§ **Do this**:
Count the lines below that contain the word "JSON", and reply with that number alone.

§ **Given data**:
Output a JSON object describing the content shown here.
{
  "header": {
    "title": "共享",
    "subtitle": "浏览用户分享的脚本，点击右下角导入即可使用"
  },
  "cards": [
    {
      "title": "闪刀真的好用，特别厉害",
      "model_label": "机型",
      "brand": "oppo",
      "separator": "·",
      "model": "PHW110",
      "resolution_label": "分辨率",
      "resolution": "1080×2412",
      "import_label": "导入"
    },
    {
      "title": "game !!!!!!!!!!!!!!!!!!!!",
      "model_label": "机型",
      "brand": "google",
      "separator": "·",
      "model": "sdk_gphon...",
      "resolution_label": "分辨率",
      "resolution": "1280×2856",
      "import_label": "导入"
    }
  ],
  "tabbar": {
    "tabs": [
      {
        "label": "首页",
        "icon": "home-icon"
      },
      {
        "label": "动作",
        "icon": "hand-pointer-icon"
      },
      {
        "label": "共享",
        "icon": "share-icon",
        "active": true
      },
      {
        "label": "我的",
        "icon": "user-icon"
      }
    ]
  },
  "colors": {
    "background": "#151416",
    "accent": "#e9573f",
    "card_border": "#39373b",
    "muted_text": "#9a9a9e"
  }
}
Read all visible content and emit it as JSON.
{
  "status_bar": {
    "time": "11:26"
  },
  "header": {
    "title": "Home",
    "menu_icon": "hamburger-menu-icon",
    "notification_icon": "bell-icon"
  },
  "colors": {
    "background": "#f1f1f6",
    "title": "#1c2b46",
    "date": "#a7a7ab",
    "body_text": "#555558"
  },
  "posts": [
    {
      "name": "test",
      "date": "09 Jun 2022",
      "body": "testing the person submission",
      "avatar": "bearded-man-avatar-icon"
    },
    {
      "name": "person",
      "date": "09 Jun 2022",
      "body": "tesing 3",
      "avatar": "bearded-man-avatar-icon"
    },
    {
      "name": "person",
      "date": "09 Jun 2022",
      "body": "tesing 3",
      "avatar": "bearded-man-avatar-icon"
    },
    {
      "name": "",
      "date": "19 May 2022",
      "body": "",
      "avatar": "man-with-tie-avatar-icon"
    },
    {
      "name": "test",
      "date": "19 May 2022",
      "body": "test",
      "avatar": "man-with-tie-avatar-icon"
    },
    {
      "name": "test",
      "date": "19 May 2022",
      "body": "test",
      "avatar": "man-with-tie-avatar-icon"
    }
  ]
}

§ **Response**:
2